[Extracts from a graphics dataset]
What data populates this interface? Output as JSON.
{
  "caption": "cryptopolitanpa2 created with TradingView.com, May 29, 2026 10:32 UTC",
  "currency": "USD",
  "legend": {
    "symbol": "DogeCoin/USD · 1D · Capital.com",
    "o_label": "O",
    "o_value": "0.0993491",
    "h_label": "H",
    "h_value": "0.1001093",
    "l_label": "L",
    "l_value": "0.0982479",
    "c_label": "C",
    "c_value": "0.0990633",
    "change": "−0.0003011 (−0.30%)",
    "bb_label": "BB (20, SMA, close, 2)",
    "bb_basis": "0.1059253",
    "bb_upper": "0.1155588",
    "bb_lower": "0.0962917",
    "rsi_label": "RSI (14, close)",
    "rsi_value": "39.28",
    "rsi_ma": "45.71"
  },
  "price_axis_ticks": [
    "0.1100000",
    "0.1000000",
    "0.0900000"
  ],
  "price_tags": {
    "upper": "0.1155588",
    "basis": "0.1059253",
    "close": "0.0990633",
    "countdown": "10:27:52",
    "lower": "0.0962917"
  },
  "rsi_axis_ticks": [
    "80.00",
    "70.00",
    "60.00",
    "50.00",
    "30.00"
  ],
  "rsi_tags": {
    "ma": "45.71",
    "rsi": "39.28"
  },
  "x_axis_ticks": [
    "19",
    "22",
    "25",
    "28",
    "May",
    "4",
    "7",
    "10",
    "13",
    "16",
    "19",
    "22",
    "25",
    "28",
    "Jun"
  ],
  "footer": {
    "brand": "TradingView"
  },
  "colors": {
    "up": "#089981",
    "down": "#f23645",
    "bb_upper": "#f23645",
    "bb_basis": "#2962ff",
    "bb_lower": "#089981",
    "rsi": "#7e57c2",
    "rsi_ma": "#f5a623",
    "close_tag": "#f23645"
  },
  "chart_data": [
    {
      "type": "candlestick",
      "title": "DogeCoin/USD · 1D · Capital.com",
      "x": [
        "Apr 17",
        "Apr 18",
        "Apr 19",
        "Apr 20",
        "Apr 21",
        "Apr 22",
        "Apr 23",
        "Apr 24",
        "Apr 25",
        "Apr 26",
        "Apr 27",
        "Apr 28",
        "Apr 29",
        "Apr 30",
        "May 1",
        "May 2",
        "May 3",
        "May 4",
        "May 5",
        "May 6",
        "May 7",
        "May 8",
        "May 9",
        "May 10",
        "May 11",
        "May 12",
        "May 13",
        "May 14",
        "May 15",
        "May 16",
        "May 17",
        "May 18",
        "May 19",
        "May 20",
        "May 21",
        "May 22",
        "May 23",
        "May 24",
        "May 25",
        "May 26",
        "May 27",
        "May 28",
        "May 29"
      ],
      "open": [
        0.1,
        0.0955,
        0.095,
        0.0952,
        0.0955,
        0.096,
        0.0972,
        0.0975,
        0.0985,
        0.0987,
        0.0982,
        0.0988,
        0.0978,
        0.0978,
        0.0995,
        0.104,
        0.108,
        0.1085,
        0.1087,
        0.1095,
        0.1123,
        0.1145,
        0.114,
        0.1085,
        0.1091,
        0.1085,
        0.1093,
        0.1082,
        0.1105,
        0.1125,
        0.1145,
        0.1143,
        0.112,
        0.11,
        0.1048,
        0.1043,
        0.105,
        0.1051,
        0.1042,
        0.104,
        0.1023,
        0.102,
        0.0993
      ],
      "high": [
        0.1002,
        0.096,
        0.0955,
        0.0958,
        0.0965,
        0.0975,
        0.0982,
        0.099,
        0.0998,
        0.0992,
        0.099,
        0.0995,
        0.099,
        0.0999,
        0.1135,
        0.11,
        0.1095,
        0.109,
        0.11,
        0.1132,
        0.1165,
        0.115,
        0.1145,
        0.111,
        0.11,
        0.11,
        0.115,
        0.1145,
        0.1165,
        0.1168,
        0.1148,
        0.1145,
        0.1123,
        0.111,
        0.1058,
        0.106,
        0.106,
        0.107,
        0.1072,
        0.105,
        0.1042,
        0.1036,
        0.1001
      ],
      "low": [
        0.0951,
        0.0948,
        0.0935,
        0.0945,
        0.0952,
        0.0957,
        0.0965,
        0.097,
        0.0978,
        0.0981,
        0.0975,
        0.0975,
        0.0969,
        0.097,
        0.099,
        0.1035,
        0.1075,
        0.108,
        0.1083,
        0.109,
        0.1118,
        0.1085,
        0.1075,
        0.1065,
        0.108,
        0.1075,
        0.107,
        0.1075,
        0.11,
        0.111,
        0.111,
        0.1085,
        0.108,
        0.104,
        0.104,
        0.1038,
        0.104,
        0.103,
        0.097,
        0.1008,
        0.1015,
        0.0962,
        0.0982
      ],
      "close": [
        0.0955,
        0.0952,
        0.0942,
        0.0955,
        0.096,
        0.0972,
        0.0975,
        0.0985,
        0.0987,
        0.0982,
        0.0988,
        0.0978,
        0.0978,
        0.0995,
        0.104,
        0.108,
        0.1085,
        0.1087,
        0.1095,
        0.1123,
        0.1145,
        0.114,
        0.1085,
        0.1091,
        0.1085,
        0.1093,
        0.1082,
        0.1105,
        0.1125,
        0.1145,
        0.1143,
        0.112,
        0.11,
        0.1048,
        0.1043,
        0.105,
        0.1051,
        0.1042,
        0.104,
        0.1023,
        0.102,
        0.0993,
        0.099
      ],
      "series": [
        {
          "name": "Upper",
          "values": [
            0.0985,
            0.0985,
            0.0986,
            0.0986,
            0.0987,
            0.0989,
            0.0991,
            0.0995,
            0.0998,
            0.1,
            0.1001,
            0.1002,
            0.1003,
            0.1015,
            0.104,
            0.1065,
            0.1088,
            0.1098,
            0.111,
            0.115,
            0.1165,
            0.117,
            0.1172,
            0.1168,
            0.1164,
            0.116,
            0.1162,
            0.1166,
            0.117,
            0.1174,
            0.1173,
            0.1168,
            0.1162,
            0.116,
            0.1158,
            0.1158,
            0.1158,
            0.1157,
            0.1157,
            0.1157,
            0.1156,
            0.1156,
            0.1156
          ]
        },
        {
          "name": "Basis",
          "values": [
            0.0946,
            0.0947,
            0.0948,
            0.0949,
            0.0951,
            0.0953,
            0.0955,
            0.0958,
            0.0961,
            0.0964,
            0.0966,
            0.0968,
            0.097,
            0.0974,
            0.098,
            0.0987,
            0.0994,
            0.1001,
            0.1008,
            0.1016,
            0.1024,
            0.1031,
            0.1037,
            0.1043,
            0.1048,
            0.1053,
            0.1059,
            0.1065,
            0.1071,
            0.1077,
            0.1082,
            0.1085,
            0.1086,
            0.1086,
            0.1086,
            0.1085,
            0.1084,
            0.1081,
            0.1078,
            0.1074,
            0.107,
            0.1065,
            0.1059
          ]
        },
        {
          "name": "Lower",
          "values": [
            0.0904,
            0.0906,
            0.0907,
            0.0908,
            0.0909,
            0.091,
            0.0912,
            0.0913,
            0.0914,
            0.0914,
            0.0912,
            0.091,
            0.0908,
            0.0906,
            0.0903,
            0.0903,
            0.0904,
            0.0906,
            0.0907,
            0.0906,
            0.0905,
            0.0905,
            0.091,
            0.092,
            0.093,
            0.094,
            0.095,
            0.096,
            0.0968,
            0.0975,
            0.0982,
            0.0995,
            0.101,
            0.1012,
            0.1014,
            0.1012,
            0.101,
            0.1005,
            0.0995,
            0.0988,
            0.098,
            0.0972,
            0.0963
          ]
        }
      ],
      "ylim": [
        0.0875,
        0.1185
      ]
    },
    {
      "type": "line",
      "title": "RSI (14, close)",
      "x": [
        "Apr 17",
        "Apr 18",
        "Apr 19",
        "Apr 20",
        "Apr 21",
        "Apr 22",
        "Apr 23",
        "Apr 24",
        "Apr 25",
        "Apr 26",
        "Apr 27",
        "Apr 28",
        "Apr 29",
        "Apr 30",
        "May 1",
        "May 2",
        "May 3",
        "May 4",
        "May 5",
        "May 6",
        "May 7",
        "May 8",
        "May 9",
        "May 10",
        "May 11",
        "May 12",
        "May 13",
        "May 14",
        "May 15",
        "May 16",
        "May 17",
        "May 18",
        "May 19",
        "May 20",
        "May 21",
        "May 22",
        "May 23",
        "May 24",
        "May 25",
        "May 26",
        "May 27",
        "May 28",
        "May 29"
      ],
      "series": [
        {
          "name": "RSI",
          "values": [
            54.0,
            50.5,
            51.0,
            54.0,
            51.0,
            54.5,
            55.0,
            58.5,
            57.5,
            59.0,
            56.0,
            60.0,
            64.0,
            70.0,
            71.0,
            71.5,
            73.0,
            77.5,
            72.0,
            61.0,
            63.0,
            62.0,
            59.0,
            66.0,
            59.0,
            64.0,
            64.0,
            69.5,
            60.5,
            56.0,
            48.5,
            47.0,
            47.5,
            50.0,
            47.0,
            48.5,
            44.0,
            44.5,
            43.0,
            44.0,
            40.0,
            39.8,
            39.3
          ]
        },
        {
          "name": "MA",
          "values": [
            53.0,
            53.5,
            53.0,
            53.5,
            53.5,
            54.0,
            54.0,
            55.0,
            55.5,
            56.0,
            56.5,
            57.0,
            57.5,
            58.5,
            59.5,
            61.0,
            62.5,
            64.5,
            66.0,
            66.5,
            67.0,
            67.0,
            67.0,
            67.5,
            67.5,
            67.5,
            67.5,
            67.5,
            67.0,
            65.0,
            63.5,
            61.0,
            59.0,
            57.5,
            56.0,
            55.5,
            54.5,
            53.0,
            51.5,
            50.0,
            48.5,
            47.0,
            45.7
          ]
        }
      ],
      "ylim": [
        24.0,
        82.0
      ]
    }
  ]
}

=== STATED TASK ===
Show every line where the string "TradingView" appears.

=== TASK OUTPUT ===
  "caption": "cryptopolitanpa2 created with TradingView.com, May 29, 2026 10:32 UTC",
    "brand": "TradingView"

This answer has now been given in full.